WHAT THIS TASK INVOLVES = Omit every picture and write out the rest of the records exactly.

>> begin STORED DATA

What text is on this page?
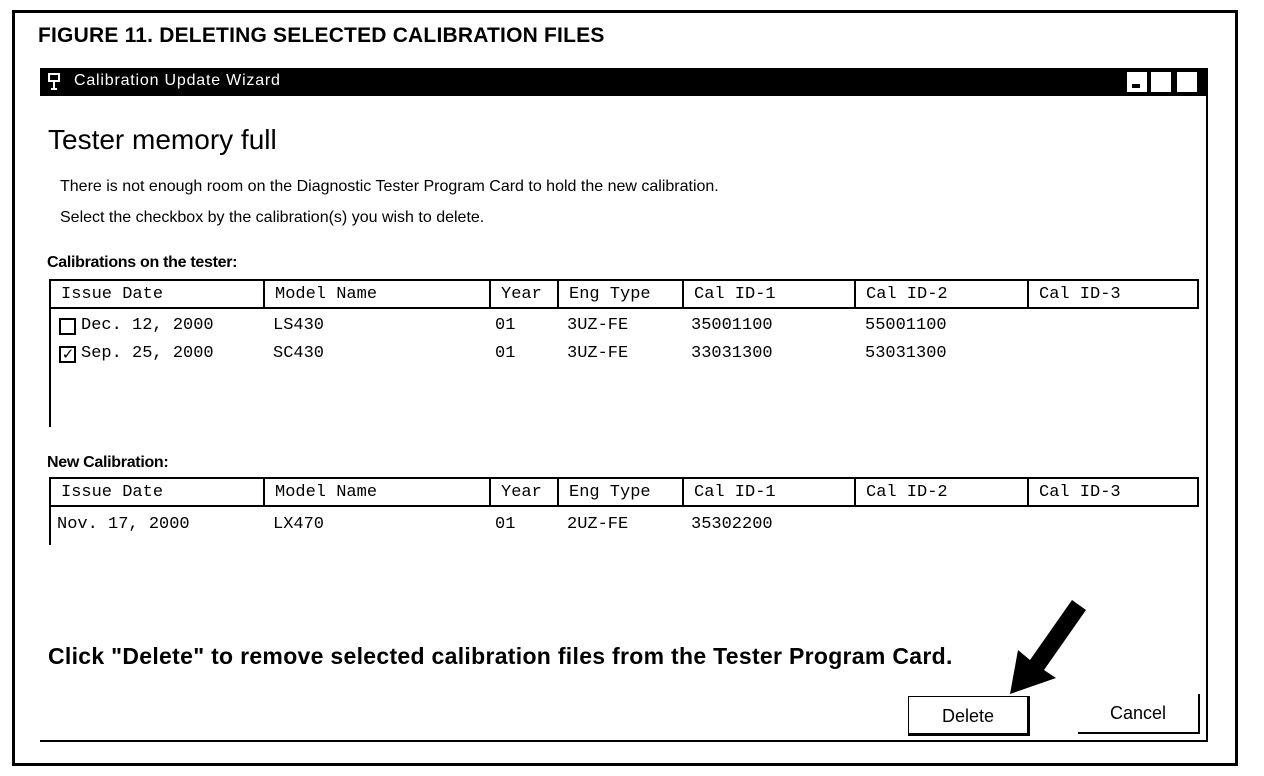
FIGURE 11. DELETING SELECTED CALIBRATION FILES
Calibration Update Wizard	X
Tester memory full

There is not enough room on the Diagnostic Tester Program Card to hold the new calibration.

Select the checkbox by the calibration(s) you wish to delete.

Calibrations on the tester:
Issue Date	Model Name	Year	Eng Type	Cal ID-1	Cal ID-2	Cal ID-3
Dec. 12, 2000	LS430	01	3UZ-FE	35001100	55001100
✓ Sep. 25, 2000	SC430	01	3UZ-FE	33031300	53031300
New Calibration:
Issue Date	Model Name	Year	Eng Type	Cal ID-1	Cal ID-2	Cal ID-3
Nov. 17, 2000	LX470	01	2UZ-FE	35302200

Click "Delete" to remove selected calibration files from the Tester Program Card.

Delete	Cancel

>> end STORED DATA

THE SOLUTION =
What text is on this page?
FIGURE 11. DELETING SELECTED CALIBRATION FILES
Calibration Update Wizard	X
Tester memory full

There is not enough room on the Diagnostic Tester Program Card to hold the new calibration.

Select the checkbox by the calibration(s) you wish to delete.

Calibrations on the tester:
Issue Date	Model Name	Year	Eng Type	Cal ID-1	Cal ID-2	Cal ID-3
Dec. 12, 2000	LS430	01	3UZ-FE	35001100	55001100
✓ Sep. 25, 2000	SC430	01	3UZ-FE	33031300	53031300
New Calibration:
Issue Date	Model Name	Year	Eng Type	Cal ID-1	Cal ID-2	Cal ID-3
Nov. 17, 2000	LX470	01	2UZ-FE	35302200

Click "Delete" to remove selected calibration files from the Tester Program Card.

Delete	Cancel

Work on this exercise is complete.